WHAT TO PRODUCE:
Using the data below, repeat all of it precisely.

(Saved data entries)
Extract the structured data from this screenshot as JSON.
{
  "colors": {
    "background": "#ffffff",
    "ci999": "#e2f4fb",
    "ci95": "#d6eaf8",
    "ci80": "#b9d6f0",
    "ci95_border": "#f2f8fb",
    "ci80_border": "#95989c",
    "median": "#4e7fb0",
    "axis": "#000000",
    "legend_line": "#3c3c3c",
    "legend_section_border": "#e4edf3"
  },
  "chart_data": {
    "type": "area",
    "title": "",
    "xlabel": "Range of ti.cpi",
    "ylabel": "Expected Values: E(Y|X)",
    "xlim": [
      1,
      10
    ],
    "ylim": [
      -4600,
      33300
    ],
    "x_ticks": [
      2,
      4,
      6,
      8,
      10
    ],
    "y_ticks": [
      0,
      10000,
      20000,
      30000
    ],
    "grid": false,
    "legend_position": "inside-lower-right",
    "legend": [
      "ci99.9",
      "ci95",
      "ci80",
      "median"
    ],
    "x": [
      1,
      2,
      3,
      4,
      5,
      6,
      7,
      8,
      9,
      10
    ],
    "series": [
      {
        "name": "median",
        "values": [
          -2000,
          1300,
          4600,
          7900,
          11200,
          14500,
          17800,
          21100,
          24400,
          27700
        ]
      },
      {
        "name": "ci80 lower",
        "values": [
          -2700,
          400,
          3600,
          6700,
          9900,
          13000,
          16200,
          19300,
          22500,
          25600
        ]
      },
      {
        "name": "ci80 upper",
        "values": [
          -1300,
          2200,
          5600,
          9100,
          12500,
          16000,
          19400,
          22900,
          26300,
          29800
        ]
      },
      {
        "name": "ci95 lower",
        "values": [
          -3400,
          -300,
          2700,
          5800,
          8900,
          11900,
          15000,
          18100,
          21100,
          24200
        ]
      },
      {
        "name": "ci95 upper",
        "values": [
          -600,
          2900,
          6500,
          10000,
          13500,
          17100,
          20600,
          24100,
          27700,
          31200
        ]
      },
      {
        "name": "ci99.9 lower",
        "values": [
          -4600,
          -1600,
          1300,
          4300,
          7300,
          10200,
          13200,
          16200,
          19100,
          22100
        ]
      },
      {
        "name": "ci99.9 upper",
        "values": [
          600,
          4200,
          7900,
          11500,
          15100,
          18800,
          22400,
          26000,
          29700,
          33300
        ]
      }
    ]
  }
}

ANSWER TO THE EXERCISE:
Extract the structured data from this screenshot as JSON.
{
  "colors": {
    "background": "#ffffff",
    "ci999": "#e2f4fb",
    "ci95": "#d6eaf8",
    "ci80": "#b9d6f0",
    "ci95_border": "#f2f8fb",
    "ci80_border": "#95989c",
    "median": "#4e7fb0",
    "axis": "#000000",
    "legend_line": "#3c3c3c",
    "legend_section_border": "#e4edf3"
  },
  "chart_data": {
    "type": "area",
    "title": "",
    "xlabel": "Range of ti.cpi",
    "ylabel": "Expected Values: E(Y|X)",
    "xlim": [
      1,
      10
    ],
    "ylim": [
      -4600,
      33300
    ],
    "x_ticks": [
      2,
      4,
      6,
      8,
      10
    ],
    "y_ticks": [
      0,
      10000,
      20000,
      30000
    ],
    "grid": false,
    "legend_position": "inside-lower-right",
    "legend": [
      "ci99.9",
      "ci95",
      "ci80",
      "median"
    ],
    "x": [
      1,
      2,
      3,
      4,
      5,
      6,
      7,
      8,
      9,
      10
    ],
    "series": [
      {
        "name": "median",
        "values": [
          -2000,
          1300,
          4600,
          7900,
          11200,
          14500,
          17800,
          21100,
          24400,
          27700
        ]
      },
      {
        "name": "ci80 lower",
        "values": [
          -2700,
          400,
          3600,
          6700,
          9900,
          13000,
          16200,
          19300,
          22500,
          25600
        ]
      },
      {
        "name": "ci80 upper",
        "values": [
          -1300,
          2200,
          5600,
          9100,
          12500,
          16000,
          19400,
          22900,
          26300,
          29800
        ]
      },
      {
        "name": "ci95 lower",
        "values": [
          -3400,
          -300,
          2700,
          5800,
          8900,
          11900,
          15000,
          18100,
          21100,
          24200
        ]
      },
      {
        "name": "ci95 upper",
        "values": [
          -600,
          2900,
          6500,
          10000,
          13500,
          17100,
          20600,
          24100,
          27700,
          31200
        ]
      },
      {
        "name": "ci99.9 lower",
        "values": [
          -4600,
          -1600,
          1300,
          4300,
          7300,
          10200,
          13200,
          16200,
          19100,
          22100
        ]
      },
      {
        "name": "ci99.9 upper",
        "values": [
          600,
          4200,
          7900,
          11500,
          15100,
          18800,
          22400,
          26000,
          29700,
          33300
        ]
      }
    ]
  }
}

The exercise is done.